======== Material for this task

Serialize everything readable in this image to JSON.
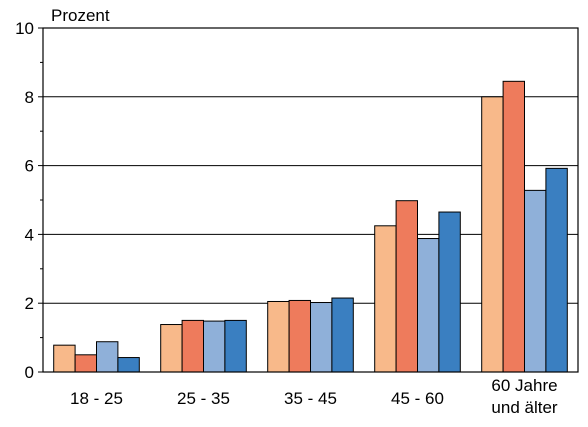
{
  "chart_data": {
    "type": "bar",
    "ylabel": "Prozent",
    "ylim": [
      0,
      10
    ],
    "yticks": [
      "0",
      "2",
      "4",
      "6",
      "8",
      "10"
    ],
    "categories": [
      [
        "18 - 25"
      ],
      [
        "25 - 35"
      ],
      [
        "35 - 45"
      ],
      [
        "45 - 60"
      ],
      [
        "60 Jahre",
        "und älter"
      ]
    ],
    "series": [
      {
        "color": "#f8b98a",
        "values": [
          0.78,
          1.38,
          2.05,
          4.25,
          8.0
        ]
      },
      {
        "color": "#ee7b5c",
        "values": [
          0.5,
          1.5,
          2.08,
          4.98,
          8.45
        ]
      },
      {
        "color": "#8fb0d9",
        "values": [
          0.88,
          1.48,
          2.02,
          3.88,
          5.28
        ]
      },
      {
        "color": "#3a7fc1",
        "values": [
          0.42,
          1.5,
          2.15,
          4.65,
          5.92
        ]
      }
    ],
    "grid": true,
    "legend": "none"
  }
}
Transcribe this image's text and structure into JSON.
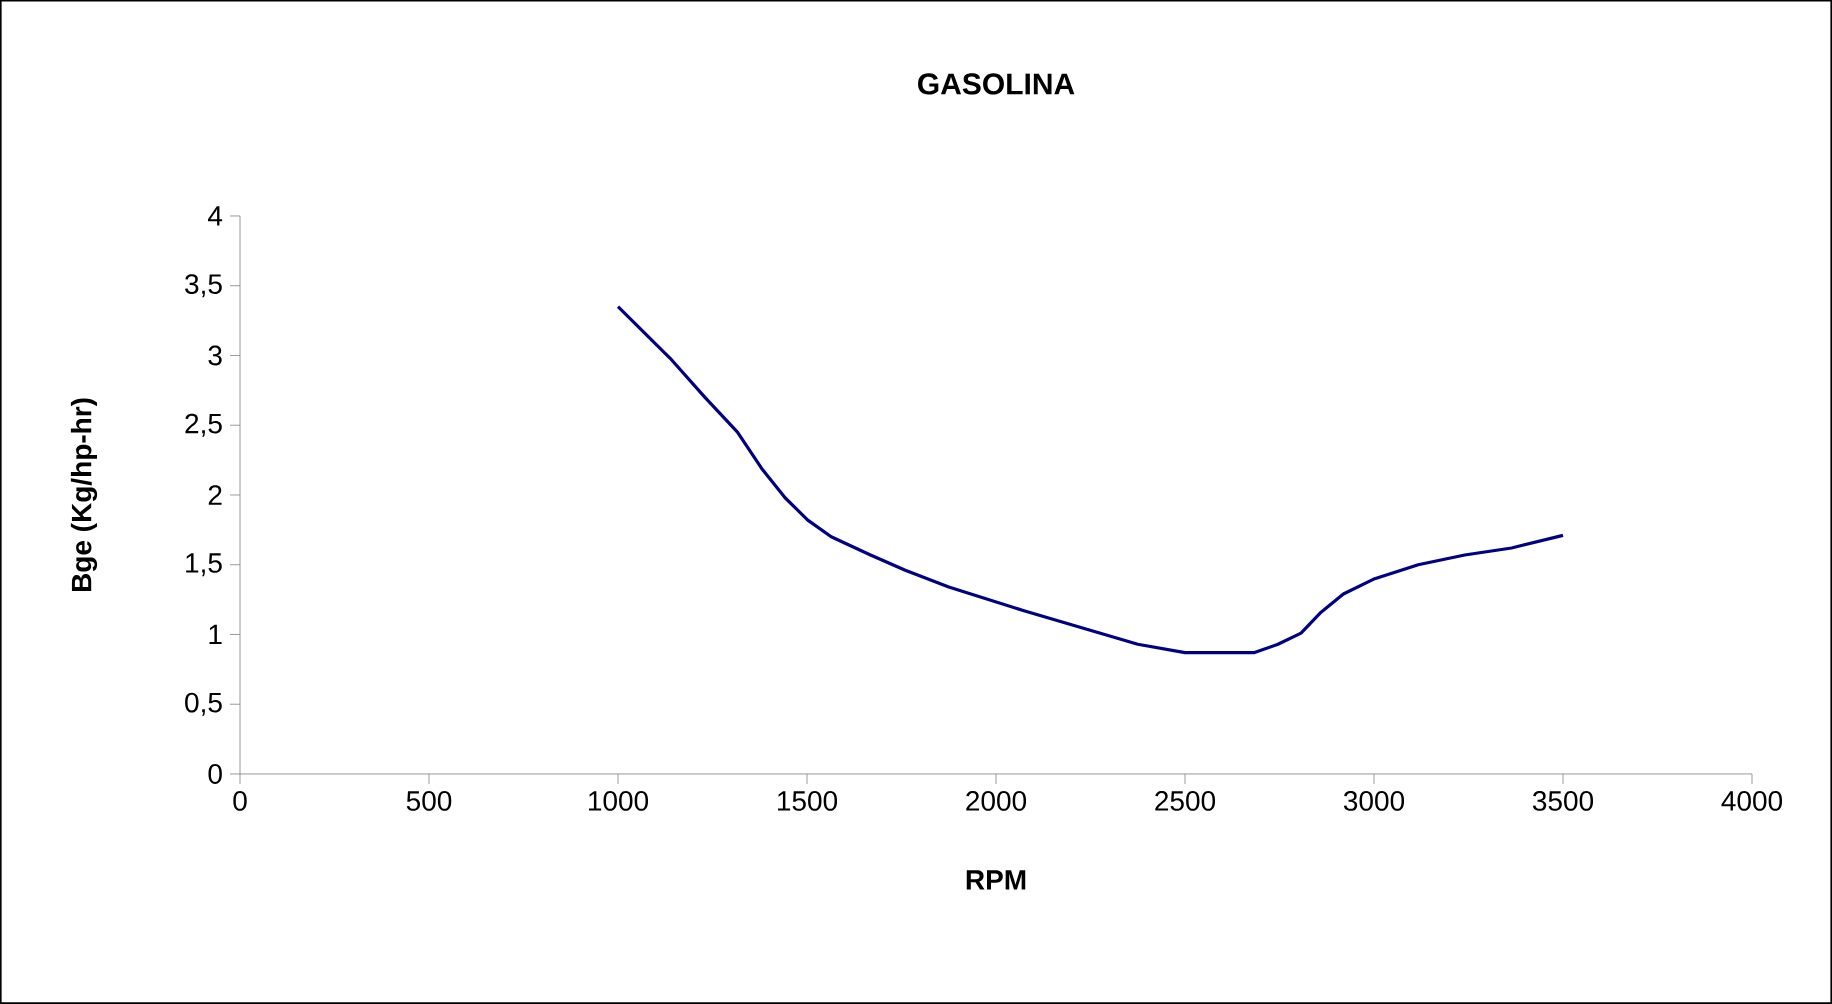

================

Extract each line from the entries above that contains the string "JSON".

Serialize everything readable in this image to JSON.
Transcribe this image's text and structure into JSON.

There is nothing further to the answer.